- [TASK DETAILS] Can the data below be echoed back word for word?

- [INFORMATION SUPPLIED]
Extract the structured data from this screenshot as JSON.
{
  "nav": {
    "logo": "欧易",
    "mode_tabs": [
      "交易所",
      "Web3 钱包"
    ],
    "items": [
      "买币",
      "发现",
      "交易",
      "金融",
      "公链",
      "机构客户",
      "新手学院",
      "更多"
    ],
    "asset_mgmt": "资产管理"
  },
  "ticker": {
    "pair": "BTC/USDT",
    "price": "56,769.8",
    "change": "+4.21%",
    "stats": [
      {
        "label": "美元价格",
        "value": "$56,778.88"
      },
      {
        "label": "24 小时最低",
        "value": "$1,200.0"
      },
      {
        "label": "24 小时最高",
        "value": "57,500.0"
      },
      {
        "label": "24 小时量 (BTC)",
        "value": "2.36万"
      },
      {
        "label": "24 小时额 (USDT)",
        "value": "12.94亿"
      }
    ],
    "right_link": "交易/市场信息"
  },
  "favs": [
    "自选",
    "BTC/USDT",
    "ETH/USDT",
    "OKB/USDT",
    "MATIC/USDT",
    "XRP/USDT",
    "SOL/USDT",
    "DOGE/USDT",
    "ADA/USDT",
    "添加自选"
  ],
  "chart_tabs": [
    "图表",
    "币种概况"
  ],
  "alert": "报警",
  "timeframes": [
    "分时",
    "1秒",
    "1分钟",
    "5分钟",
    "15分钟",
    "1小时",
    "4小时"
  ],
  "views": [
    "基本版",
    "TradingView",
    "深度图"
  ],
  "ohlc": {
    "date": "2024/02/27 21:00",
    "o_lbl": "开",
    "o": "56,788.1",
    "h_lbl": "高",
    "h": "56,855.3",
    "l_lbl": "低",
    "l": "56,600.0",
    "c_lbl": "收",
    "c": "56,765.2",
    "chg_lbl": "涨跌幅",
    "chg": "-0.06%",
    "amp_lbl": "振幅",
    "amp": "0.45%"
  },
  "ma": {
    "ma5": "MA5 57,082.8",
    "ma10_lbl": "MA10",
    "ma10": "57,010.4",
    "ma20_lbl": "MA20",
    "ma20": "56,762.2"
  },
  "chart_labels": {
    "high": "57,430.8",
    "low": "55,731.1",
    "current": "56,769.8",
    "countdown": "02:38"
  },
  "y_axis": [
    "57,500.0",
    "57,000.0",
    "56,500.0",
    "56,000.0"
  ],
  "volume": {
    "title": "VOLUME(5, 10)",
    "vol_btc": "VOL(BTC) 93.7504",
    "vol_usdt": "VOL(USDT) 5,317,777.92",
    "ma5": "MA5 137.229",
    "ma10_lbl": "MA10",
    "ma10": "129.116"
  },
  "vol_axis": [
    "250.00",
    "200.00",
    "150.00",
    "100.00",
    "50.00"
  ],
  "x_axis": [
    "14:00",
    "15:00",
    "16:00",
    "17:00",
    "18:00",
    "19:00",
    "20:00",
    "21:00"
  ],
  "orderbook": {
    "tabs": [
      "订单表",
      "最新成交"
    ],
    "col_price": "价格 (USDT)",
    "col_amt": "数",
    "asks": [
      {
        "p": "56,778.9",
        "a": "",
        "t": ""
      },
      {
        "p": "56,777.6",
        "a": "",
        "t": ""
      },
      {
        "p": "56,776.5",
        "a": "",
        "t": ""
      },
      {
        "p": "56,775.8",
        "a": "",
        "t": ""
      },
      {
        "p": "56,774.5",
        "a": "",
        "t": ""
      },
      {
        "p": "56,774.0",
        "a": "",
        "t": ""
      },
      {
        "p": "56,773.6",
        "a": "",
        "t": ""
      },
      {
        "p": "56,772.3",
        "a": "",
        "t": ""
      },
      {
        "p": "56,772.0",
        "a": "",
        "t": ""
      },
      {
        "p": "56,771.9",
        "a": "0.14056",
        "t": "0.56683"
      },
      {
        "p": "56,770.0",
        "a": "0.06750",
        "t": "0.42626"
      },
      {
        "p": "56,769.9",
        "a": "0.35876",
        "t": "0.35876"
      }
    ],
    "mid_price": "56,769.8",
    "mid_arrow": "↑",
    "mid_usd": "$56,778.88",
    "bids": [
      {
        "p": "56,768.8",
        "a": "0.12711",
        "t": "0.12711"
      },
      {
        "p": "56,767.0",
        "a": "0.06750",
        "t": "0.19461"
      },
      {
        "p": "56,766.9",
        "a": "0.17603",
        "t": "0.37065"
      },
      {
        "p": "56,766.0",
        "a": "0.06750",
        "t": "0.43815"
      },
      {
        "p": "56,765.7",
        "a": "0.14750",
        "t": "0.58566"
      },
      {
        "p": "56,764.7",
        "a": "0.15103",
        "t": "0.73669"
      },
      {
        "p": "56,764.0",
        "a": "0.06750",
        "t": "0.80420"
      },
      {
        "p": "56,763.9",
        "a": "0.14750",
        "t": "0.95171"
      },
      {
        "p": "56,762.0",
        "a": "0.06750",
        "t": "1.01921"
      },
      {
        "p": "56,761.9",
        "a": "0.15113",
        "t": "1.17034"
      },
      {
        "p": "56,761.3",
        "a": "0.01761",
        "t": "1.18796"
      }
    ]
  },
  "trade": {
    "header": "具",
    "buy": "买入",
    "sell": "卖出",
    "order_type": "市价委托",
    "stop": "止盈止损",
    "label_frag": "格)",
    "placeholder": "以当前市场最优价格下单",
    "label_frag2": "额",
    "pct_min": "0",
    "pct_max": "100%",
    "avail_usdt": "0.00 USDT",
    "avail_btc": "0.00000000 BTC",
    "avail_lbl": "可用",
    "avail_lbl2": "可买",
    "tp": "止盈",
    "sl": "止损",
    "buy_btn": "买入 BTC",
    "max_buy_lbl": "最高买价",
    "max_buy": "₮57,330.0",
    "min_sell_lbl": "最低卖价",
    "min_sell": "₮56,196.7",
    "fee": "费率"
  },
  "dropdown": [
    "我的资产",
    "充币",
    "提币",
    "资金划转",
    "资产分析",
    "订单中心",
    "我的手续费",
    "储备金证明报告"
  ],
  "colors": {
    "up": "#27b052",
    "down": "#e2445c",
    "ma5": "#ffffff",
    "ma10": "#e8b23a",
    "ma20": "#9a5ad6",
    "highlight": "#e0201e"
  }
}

- [RESPONSE TO THIS TASK]
Extract the structured data from this screenshot as JSON.
{
  "nav": {
    "logo": "欧易",
    "mode_tabs": [
      "交易所",
      "Web3 钱包"
    ],
    "items": [
      "买币",
      "发现",
      "交易",
      "金融",
      "公链",
      "机构客户",
      "新手学院",
      "更多"
    ],
    "asset_mgmt": "资产管理"
  },
  "ticker": {
    "pair": "BTC/USDT",
    "price": "56,769.8",
    "change": "+4.21%",
    "stats": [
      {
        "label": "美元价格",
        "value": "$56,778.88"
      },
      {
        "label": "24 小时最低",
        "value": "$1,200.0"
      },
      {
        "label": "24 小时最高",
        "value": "57,500.0"
      },
      {
        "label": "24 小时量 (BTC)",
        "value": "2.36万"
      },
      {
        "label": "24 小时额 (USDT)",
        "value": "12.94亿"
      }
    ],
    "right_link": "交易/市场信息"
  },
  "favs": [
    "自选",
    "BTC/USDT",
    "ETH/USDT",
    "OKB/USDT",
    "MATIC/USDT",
    "XRP/USDT",
    "SOL/USDT",
    "DOGE/USDT",
    "ADA/USDT",
    "添加自选"
  ],
  "chart_tabs": [
    "图表",
    "币种概况"
  ],
  "alert": "报警",
  "timeframes": [
    "分时",
    "1秒",
    "1分钟",
    "5分钟",
    "15分钟",
    "1小时",
    "4小时"
  ],
  "views": [
    "基本版",
    "TradingView",
    "深度图"
  ],
  "ohlc": {
    "date": "2024/02/27 21:00",
    "o_lbl": "开",
    "o": "56,788.1",
    "h_lbl": "高",
    "h": "56,855.3",
    "l_lbl": "低",
    "l": "56,600.0",
    "c_lbl": "收",
    "c": "56,765.2",
    "chg_lbl": "涨跌幅",
    "chg": "-0.06%",
    "amp_lbl": "振幅",
    "amp": "0.45%"
  },
  "ma": {
    "ma5": "MA5 57,082.8",
    "ma10_lbl": "MA10",
    "ma10": "57,010.4",
    "ma20_lbl": "MA20",
    "ma20": "56,762.2"
  },
  "chart_labels": {
    "high": "57,430.8",
    "low": "55,731.1",
    "current": "56,769.8",
    "countdown": "02:38"
  },
  "y_axis": [
    "57,500.0",
    "57,000.0",
    "56,500.0",
    "56,000.0"
  ],
  "volume": {
    "title": "VOLUME(5, 10)",
    "vol_btc": "VOL(BTC) 93.7504",
    "vol_usdt": "VOL(USDT) 5,317,777.92",
    "ma5": "MA5 137.229",
    "ma10_lbl": "MA10",
    "ma10": "129.116"
  },
  "vol_axis": [
    "250.00",
    "200.00",
    "150.00",
    "100.00",
    "50.00"
  ],
  "x_axis": [
    "14:00",
    "15:00",
    "16:00",
    "17:00",
    "18:00",
    "19:00",
    "20:00",
    "21:00"
  ],
  "orderbook": {
    "tabs": [
      "订单表",
      "最新成交"
    ],
    "col_price": "价格 (USDT)",
    "col_amt": "数",
    "asks": [
      {
        "p": "56,778.9",
        "a": "",
        "t": ""
      },
      {
        "p": "56,777.6",
        "a": "",
        "t": ""
      },
      {
        "p": "56,776.5",
        "a": "",
        "t": ""
      },
      {
        "p": "56,775.8",
        "a": "",
        "t": ""
      },
      {
        "p": "56,774.5",
        "a": "",
        "t": ""
      },
      {
        "p": "56,774.0",
        "a": "",
        "t": ""
      },
      {
        "p": "56,773.6",
        "a": "",
        "t": ""
      },
      {
        "p": "56,772.3",
        "a": "",
        "t": ""
      },
      {
        "p": "56,772.0",
        "a": "",
        "t": ""
      },
      {
        "p": "56,771.9",
        "a": "0.14056",
        "t": "0.56683"
      },
      {
        "p": "56,770.0",
        "a": "0.06750",
        "t": "0.42626"
      },
      {
        "p": "56,769.9",
        "a": "0.35876",
        "t": "0.35876"
      }
    ],
    "mid_price": "56,769.8",
    "mid_arrow": "↑",
    "mid_usd": "$56,778.88",
    "bids": [
      {
        "p": "56,768.8",
        "a": "0.12711",
        "t": "0.12711"
      },
      {
        "p": "56,767.0",
        "a": "0.06750",
        "t": "0.19461"
      },
      {
        "p": "56,766.9",
        "a": "0.17603",
        "t": "0.37065"
      },
      {
        "p": "56,766.0",
        "a": "0.06750",
        "t": "0.43815"
      },
      {
        "p": "56,765.7",
        "a": "0.14750",
        "t": "0.58566"
      },
      {
        "p": "56,764.7",
        "a": "0.15103",
        "t": "0.73669"
      },
      {
        "p": "56,764.0",
        "a": "0.06750",
        "t": "0.80420"
      },
      {
        "p": "56,763.9",
        "a": "0.14750",
        "t": "0.95171"
      },
      {
        "p": "56,762.0",
        "a": "0.06750",
        "t": "1.01921"
      },
      {
        "p": "56,761.9",
        "a": "0.15113",
        "t": "1.17034"
      },
      {
        "p": "56,761.3",
        "a": "0.01761",
        "t": "1.18796"
      }
    ]
  },
  "trade": {
    "header": "具",
    "buy": "买入",
    "sell": "卖出",
    "order_type": "市价委托",
    "stop": "止盈止损",
    "label_frag": "格)",
    "placeholder": "以当前市场最优价格下单",
    "label_frag2": "额",
    "pct_min": "0",
    "pct_max": "100%",
    "avail_usdt": "0.00 USDT",
    "avail_btc": "0.00000000 BTC",
    "avail_lbl": "可用",
    "avail_lbl2": "可买",
    "tp": "止盈",
    "sl": "止损",
    "buy_btn": "买入 BTC",
    "max_buy_lbl": "最高买价",
    "max_buy": "₮57,330.0",
    "min_sell_lbl": "最低卖价",
    "min_sell": "₮56,196.7",
    "fee": "费率"
  },
  "dropdown": [
    "我的资产",
    "充币",
    "提币",
    "资金划转",
    "资产分析",
    "订单中心",
    "我的手续费",
    "储备金证明报告"
  ],
  "colors": {
    "up": "#27b052",
    "down": "#e2445c",
    "ma5": "#ffffff",
    "ma10": "#e8b23a",
    "ma20": "#9a5ad6",
    "highlight": "#e0201e"
  }
}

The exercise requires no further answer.